▶ _Problem to work on_: Copy every entry word for word. Skip the pictures.

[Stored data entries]

%%

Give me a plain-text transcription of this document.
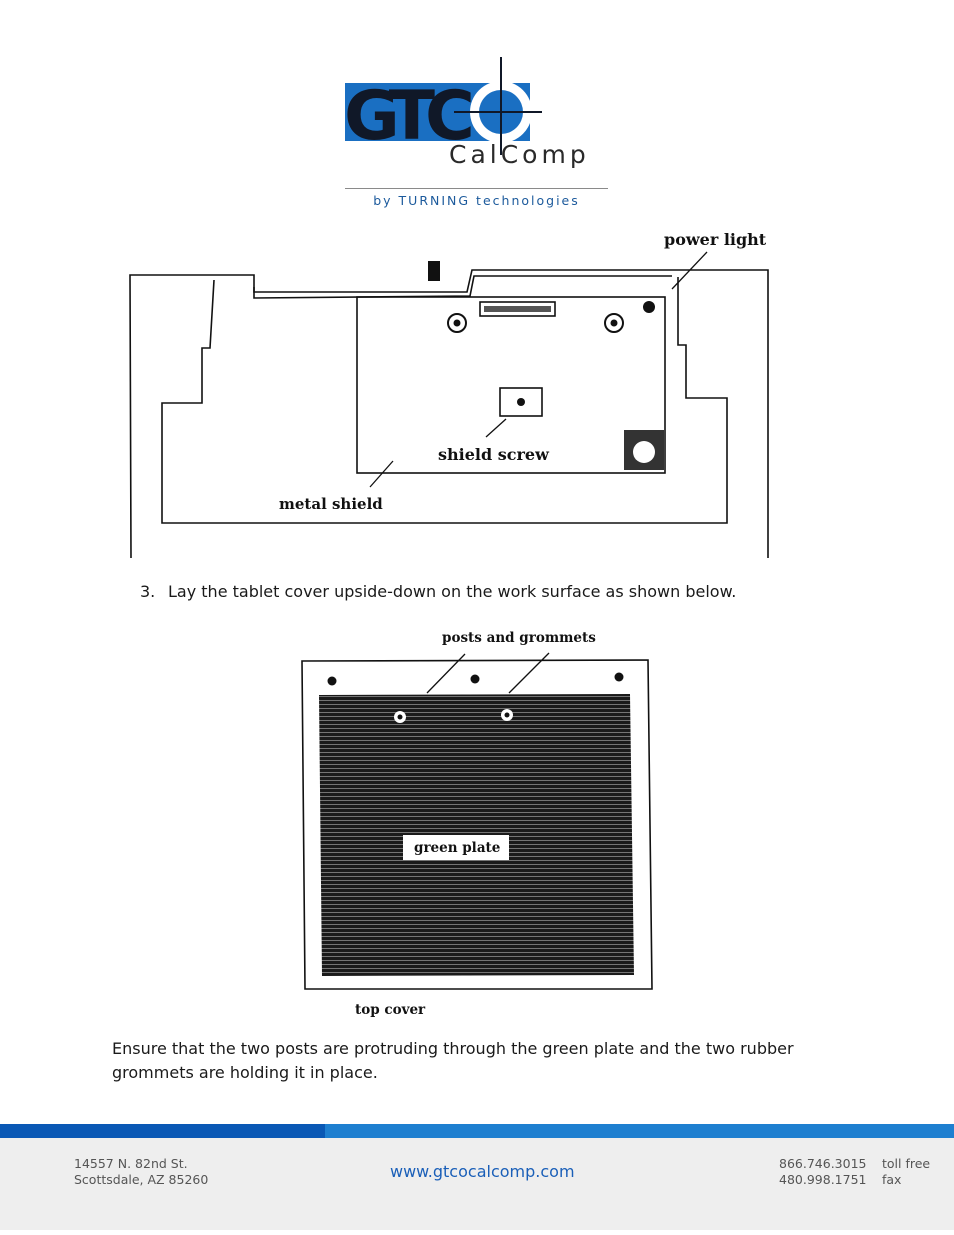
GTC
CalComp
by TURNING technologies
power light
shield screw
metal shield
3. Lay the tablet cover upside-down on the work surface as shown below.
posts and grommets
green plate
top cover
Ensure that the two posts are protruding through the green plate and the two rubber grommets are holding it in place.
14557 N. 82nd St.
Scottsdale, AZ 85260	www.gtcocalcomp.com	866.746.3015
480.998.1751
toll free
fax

%%

▶ _Output of the task_:
Give me a plain-text transcription of this document.
GTC
CalComp
by TURNING technologies
power light
shield screw
metal shield
3. Lay the tablet cover upside-down on the work surface as shown below.
posts and grommets
green plate
top cover
Ensure that the two posts are protruding through the green plate and the two rubber grommets are holding it in place.
14557 N. 82nd St.
Scottsdale, AZ 85260	www.gtcocalcomp.com	866.746.3015
480.998.1751
toll free
fax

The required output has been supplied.